**What is being asked**: Find the lines that hold the word "поддержания" and return them.

----- Entries provided -----

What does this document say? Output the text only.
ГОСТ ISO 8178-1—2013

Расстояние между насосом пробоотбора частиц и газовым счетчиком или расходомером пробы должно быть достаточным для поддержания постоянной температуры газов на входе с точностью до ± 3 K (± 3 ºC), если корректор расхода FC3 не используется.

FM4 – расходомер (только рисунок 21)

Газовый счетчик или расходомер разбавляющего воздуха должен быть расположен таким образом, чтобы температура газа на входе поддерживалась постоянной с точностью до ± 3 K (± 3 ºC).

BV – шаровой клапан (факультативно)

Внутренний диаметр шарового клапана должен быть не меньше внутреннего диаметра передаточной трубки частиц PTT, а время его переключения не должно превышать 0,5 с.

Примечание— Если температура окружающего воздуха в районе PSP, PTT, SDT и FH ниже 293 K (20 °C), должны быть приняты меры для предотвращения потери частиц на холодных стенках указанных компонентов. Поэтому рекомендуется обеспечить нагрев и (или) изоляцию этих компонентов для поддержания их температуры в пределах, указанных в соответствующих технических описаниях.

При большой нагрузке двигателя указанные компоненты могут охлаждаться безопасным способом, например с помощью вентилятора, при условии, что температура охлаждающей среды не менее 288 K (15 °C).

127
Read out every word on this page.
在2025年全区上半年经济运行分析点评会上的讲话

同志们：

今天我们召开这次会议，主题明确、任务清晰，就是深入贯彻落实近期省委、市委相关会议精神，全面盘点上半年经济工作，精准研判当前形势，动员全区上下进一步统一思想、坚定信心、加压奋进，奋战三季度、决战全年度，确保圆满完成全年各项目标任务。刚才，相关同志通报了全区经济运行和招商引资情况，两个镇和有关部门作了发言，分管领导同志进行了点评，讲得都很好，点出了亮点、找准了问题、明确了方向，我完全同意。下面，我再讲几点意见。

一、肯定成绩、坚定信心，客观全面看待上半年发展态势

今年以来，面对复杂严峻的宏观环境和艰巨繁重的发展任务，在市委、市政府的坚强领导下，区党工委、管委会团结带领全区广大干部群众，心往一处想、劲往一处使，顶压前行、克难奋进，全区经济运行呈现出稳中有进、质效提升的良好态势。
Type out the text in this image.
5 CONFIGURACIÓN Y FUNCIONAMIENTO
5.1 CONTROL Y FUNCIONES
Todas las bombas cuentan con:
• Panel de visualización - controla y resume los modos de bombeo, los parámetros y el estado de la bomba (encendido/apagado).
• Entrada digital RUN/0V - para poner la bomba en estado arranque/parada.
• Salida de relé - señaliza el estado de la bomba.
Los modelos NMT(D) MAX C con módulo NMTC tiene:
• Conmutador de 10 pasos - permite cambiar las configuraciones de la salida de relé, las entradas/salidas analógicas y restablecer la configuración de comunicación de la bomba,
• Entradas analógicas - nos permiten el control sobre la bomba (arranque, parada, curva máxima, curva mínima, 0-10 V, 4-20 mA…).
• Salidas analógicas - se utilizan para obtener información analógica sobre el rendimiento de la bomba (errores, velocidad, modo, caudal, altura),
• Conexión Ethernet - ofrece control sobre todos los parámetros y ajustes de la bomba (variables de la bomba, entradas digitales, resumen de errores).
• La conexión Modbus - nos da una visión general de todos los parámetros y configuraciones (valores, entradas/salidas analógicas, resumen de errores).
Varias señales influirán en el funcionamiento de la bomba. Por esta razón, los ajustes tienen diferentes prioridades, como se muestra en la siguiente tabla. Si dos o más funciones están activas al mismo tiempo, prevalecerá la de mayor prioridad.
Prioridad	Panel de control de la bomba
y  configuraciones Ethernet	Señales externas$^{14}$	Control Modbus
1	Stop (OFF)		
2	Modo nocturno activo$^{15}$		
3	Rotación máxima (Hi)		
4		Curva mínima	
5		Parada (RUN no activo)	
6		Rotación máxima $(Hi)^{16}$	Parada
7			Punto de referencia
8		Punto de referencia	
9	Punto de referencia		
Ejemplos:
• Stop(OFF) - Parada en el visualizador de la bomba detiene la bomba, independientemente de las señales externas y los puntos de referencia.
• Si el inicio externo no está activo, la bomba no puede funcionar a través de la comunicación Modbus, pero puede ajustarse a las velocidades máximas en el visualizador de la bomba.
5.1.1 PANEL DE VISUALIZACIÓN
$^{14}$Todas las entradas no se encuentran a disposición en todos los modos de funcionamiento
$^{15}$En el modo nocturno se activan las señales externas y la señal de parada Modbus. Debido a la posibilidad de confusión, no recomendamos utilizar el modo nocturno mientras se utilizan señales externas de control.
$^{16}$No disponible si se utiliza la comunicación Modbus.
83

-----

**Solution to this task**:
Расстояние между насосом пробоотбора частиц и газовым счетчиком или расходомером пробы должно быть достаточным для поддержания постоянной температуры газов на входе с точностью до ± 3 K (± 3 ºC), если корректор расхода FC3 не используется.
Примечание— Если температура окружающего воздуха в районе PSP, PTT, SDT и FH ниже 293 K (20 °C), должны быть приняты меры для предотвращения потери частиц на холодных стенках указанных компонентов. Поэтому рекомендуется обеспечить нагрев и (или) изоляцию этих компонентов для поддержания их температуры в пределах, указанных в соответствующих технических описаниях.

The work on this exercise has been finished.